**Your goal**
Copy out the lines that include the word "title".

**Collected data**
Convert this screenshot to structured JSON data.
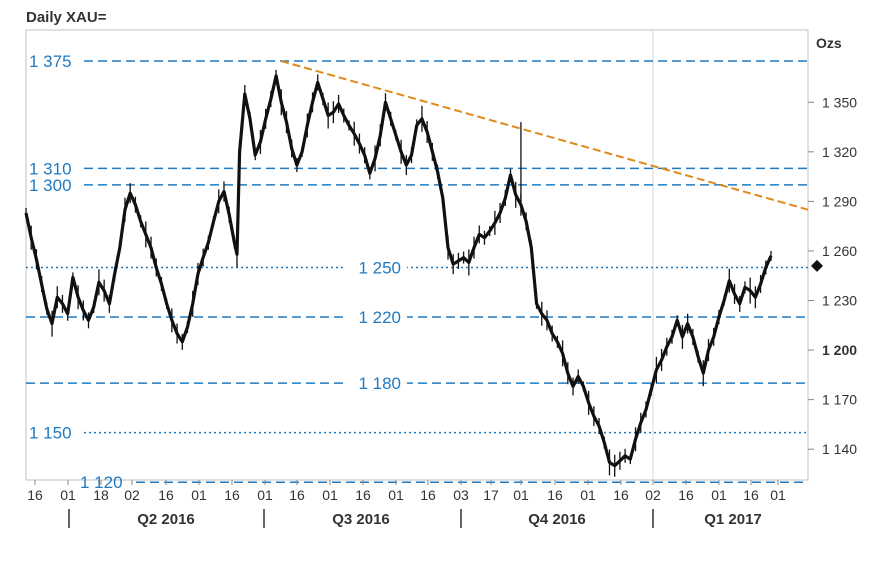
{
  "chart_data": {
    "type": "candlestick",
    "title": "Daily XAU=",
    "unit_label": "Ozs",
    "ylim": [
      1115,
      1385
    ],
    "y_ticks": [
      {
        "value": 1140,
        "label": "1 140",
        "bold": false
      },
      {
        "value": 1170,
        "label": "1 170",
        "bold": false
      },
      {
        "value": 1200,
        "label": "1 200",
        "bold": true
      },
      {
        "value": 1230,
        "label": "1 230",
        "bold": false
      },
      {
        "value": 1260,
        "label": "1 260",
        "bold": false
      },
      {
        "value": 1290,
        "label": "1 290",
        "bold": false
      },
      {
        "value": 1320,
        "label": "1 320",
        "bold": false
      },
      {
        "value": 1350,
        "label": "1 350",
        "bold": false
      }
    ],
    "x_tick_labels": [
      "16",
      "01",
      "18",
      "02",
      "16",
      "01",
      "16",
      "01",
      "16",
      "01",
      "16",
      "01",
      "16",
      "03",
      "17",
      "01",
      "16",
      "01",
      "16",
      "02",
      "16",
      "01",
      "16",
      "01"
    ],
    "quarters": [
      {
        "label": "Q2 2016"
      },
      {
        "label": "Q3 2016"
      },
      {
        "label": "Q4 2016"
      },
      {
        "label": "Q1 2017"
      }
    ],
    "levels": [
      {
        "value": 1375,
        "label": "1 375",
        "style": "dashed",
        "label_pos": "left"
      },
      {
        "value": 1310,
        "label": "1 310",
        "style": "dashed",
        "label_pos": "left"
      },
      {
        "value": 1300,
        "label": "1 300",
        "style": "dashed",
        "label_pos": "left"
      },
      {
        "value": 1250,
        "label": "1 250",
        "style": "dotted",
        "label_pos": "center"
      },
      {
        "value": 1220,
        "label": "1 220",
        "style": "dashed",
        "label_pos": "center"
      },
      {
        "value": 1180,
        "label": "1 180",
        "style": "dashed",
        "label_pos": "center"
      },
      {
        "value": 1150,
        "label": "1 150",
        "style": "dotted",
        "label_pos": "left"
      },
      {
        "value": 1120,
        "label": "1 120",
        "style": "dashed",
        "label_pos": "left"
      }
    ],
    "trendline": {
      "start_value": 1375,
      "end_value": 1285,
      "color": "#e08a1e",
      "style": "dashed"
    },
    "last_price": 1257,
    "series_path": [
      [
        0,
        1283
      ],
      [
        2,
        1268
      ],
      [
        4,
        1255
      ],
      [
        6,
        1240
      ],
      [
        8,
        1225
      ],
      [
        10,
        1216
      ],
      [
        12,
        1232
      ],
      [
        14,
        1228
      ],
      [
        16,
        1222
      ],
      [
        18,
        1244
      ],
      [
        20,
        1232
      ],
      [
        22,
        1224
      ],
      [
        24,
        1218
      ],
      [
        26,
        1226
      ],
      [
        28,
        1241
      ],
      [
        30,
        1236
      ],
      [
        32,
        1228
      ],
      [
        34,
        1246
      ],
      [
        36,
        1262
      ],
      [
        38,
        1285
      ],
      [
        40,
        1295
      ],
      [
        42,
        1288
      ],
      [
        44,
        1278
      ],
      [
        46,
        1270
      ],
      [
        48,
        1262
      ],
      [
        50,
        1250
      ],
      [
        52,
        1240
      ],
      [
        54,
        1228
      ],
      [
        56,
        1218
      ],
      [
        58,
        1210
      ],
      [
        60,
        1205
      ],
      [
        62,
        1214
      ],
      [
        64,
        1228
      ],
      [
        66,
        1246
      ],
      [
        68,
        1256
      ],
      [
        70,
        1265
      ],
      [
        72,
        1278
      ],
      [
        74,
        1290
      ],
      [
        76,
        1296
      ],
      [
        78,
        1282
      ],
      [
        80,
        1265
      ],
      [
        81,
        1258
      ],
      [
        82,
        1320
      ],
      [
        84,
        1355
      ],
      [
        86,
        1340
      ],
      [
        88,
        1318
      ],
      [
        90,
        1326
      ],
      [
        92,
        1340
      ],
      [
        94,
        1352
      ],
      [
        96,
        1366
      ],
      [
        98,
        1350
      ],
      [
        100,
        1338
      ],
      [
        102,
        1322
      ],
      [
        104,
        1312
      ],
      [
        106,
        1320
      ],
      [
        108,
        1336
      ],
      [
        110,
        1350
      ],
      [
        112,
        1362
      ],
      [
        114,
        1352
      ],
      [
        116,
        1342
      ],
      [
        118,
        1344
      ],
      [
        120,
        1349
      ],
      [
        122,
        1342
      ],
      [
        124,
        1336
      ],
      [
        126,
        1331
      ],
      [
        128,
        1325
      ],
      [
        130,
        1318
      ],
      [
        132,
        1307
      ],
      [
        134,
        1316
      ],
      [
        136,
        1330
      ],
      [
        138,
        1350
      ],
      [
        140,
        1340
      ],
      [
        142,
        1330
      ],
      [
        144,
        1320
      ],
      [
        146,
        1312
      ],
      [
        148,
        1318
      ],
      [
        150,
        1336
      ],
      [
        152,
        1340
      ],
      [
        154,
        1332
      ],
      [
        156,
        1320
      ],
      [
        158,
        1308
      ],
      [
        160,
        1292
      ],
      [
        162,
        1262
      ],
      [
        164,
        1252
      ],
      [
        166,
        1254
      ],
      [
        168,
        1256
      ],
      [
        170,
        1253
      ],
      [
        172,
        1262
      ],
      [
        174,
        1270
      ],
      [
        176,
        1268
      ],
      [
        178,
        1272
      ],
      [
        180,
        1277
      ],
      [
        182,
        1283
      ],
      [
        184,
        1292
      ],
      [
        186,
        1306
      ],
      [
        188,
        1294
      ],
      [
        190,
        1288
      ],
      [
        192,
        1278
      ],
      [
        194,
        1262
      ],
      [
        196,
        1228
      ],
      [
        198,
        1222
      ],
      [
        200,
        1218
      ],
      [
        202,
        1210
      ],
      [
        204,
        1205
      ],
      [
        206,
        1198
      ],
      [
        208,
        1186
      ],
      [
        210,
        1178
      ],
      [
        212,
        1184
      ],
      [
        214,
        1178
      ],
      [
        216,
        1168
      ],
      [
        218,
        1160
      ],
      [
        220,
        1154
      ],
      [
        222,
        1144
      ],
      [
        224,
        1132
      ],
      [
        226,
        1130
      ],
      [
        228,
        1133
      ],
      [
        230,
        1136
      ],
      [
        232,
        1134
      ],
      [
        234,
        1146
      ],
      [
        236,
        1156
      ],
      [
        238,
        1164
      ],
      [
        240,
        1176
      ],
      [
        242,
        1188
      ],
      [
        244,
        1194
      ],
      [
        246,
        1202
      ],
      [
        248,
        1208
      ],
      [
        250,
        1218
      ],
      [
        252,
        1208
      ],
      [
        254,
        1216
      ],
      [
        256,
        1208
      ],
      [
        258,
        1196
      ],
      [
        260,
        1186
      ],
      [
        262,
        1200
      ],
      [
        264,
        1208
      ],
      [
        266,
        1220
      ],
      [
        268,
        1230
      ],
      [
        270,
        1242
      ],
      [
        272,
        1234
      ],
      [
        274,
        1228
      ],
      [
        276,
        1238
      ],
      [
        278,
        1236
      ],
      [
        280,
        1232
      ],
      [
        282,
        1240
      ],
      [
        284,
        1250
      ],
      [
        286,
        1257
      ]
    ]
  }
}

==

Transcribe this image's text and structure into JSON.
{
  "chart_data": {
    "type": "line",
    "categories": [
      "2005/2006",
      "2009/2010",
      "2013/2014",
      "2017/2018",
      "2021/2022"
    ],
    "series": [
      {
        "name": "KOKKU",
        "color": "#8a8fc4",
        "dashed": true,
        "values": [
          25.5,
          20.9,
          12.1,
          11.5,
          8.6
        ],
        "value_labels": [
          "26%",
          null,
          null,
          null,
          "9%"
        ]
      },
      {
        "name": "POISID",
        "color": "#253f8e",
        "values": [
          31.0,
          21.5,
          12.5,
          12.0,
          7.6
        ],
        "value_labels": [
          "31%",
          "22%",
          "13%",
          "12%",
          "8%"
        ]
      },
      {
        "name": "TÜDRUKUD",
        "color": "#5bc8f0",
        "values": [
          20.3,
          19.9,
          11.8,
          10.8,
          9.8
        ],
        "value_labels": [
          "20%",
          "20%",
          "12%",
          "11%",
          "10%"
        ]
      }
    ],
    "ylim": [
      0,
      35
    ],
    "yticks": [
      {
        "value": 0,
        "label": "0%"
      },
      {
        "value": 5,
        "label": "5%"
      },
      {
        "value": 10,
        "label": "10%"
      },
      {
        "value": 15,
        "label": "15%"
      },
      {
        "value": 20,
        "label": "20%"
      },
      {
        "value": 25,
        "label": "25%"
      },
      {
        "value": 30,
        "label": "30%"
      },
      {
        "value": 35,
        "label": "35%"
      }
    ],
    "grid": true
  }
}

* * *

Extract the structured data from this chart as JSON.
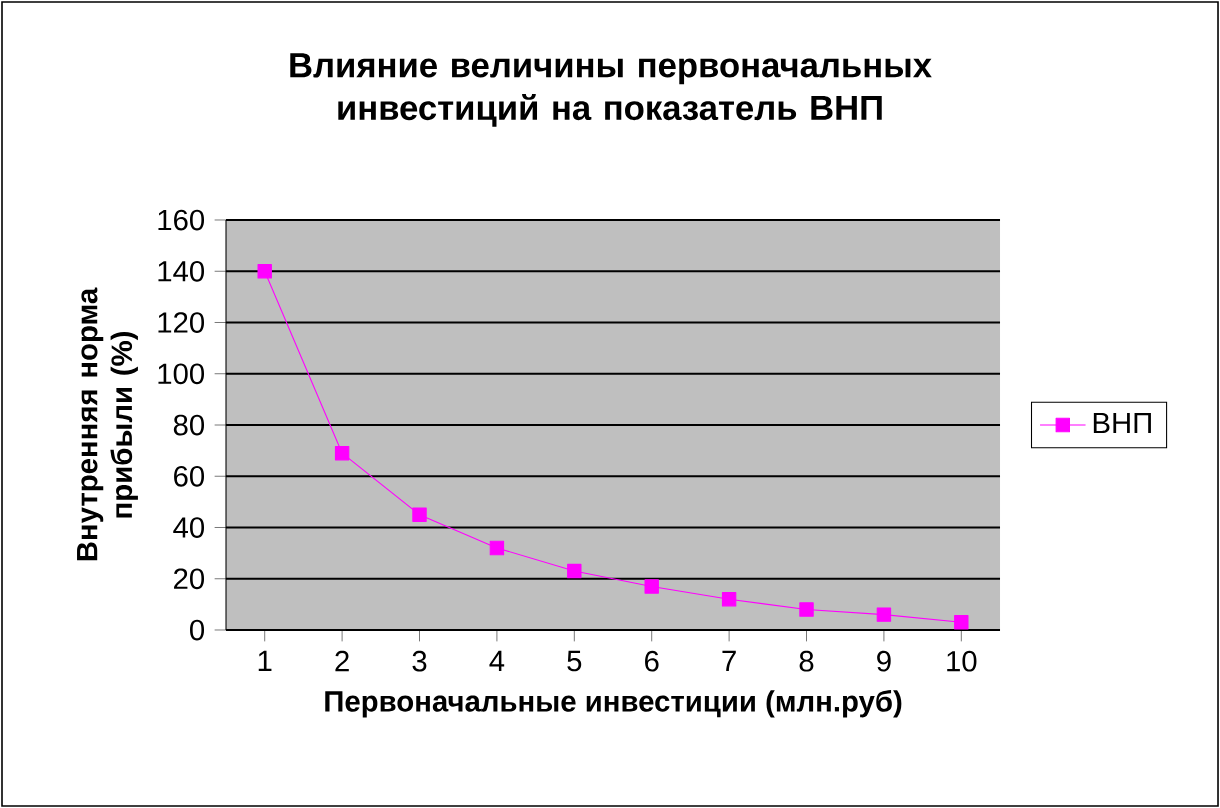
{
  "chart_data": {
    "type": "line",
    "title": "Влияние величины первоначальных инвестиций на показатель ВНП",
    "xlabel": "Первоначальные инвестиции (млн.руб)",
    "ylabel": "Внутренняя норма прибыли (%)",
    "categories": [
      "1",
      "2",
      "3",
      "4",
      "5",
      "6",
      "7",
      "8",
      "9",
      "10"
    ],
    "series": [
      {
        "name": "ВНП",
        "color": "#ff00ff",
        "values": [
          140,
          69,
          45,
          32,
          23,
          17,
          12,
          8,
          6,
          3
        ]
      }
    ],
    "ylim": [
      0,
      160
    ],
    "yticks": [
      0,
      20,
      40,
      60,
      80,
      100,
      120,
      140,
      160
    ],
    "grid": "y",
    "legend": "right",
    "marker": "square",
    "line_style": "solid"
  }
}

**Task solution**
    "title": "Daily XAU=",
    "title": "Влияние величины первоначальных инвестиций на показатель ВНП",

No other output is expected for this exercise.